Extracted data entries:
━━━━━━
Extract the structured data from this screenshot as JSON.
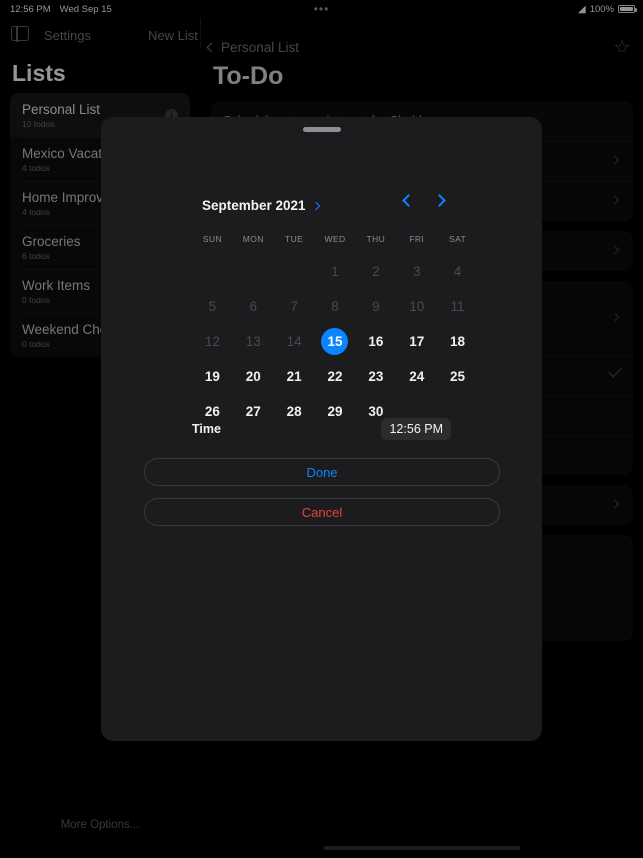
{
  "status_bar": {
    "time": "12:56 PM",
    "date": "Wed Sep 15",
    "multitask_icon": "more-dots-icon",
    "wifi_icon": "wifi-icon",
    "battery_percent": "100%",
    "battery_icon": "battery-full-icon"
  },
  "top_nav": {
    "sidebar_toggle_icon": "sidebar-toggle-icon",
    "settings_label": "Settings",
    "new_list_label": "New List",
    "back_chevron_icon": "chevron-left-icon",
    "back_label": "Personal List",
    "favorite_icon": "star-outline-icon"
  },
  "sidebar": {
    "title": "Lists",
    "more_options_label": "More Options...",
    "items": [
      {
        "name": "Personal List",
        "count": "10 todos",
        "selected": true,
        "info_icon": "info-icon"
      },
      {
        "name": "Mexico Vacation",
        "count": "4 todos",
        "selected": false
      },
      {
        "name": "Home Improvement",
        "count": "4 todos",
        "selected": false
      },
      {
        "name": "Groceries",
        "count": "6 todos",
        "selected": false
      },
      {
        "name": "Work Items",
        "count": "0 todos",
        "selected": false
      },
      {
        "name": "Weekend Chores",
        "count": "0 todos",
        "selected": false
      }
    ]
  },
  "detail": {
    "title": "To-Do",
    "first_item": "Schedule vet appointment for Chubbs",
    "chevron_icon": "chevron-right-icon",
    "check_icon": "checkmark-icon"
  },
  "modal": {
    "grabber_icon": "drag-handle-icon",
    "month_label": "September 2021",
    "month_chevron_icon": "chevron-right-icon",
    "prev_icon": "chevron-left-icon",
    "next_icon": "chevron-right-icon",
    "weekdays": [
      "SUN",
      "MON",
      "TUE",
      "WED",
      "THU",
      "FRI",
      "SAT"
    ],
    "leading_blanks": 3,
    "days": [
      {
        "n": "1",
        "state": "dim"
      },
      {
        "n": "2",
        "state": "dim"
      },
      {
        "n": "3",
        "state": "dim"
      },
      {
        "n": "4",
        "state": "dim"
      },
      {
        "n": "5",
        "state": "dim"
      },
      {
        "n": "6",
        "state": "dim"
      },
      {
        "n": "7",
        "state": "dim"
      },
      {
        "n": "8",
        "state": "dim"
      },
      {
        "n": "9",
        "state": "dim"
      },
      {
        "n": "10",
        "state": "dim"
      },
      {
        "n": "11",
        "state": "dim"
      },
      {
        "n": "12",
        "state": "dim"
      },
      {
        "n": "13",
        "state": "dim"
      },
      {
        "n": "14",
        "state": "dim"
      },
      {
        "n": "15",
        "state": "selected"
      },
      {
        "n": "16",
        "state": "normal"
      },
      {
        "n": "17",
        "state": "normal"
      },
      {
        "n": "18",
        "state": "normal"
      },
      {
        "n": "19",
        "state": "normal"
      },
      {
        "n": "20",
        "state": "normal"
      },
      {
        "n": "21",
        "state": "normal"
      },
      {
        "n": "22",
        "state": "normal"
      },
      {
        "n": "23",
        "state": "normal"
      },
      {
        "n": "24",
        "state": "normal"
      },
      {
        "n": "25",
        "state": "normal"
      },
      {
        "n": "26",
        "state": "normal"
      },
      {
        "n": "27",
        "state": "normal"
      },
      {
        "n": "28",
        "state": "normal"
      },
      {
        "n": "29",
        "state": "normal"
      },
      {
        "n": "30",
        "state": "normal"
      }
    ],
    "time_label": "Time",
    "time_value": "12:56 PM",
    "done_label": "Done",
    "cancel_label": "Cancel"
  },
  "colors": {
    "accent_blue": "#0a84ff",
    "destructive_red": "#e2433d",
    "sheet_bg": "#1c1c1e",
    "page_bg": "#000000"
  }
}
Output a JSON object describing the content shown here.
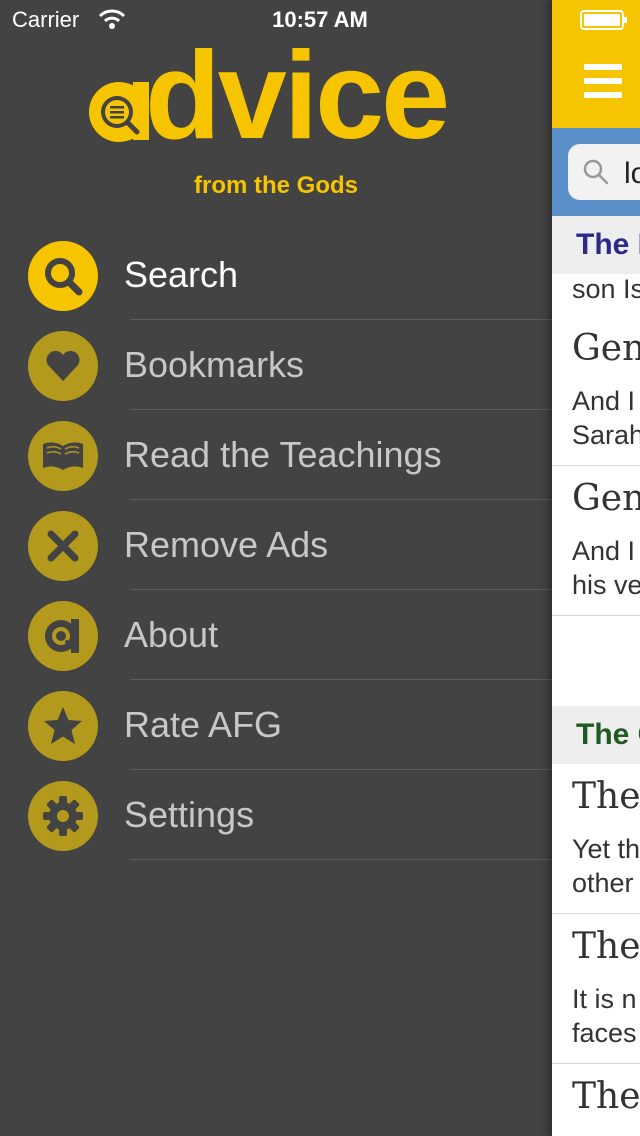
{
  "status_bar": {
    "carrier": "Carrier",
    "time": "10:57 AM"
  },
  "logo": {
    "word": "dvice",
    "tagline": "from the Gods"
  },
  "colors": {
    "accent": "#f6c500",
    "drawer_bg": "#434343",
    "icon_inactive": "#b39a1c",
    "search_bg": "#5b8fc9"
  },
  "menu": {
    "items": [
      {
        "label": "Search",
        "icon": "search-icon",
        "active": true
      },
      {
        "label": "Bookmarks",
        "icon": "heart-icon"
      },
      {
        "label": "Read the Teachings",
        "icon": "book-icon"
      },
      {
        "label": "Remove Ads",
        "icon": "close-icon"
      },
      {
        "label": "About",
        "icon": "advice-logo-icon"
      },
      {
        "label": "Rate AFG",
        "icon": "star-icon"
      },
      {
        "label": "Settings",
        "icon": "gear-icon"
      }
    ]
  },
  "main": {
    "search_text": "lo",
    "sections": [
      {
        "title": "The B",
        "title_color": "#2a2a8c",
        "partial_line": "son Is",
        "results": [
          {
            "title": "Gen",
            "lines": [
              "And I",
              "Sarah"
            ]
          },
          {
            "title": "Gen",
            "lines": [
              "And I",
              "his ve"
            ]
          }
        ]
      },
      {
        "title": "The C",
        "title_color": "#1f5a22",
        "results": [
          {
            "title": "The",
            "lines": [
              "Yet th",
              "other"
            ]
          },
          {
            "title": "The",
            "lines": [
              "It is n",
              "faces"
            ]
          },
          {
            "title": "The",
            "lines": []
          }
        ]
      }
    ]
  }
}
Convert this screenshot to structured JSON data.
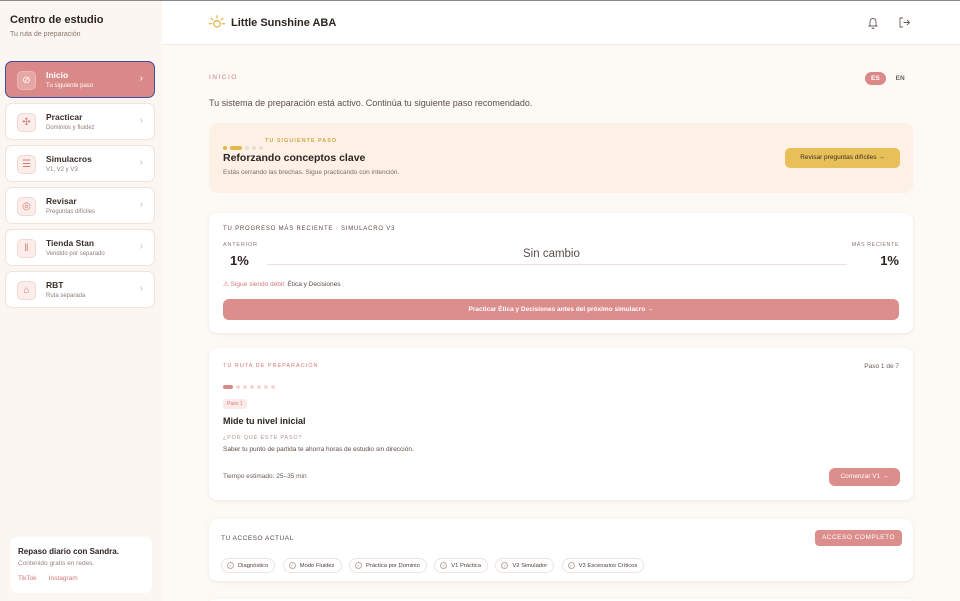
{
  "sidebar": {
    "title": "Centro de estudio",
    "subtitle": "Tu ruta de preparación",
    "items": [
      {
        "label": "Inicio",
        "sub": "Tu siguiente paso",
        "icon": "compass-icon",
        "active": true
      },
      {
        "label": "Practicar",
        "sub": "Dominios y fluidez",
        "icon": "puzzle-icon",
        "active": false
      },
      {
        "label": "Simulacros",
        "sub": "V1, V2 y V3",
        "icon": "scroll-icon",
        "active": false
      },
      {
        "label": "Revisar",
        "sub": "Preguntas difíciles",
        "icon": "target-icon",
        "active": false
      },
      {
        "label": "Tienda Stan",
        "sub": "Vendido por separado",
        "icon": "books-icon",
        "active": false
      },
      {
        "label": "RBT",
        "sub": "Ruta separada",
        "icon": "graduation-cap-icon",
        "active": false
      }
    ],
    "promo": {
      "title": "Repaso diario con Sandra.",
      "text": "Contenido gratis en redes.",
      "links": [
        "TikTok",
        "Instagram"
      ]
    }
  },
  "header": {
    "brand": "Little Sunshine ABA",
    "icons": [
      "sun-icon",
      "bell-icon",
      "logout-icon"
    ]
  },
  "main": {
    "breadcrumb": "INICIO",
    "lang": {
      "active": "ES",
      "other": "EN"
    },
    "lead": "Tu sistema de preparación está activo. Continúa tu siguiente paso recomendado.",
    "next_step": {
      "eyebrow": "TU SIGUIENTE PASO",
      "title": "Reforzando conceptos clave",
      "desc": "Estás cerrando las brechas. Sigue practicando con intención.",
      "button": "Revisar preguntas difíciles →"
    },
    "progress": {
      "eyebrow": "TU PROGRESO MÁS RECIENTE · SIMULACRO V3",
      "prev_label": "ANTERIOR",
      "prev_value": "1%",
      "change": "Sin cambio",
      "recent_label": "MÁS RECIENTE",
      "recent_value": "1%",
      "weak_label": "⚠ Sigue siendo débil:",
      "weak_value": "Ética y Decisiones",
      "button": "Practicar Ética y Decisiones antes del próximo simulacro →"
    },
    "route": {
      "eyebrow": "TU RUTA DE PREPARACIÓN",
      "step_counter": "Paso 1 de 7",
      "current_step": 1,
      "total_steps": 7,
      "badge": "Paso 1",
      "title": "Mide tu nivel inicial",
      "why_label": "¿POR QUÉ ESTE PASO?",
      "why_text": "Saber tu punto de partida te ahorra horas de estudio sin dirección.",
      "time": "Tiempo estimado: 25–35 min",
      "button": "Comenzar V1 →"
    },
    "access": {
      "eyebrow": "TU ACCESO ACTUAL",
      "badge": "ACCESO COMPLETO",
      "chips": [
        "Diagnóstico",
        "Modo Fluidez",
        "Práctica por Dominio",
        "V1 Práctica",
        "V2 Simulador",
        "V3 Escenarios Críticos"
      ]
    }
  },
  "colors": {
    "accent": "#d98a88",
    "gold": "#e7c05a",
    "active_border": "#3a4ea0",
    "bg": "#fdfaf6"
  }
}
━━━━━━
» **Request**
Find how many lines include the string "from" and report that number alone.

» **Written response**
2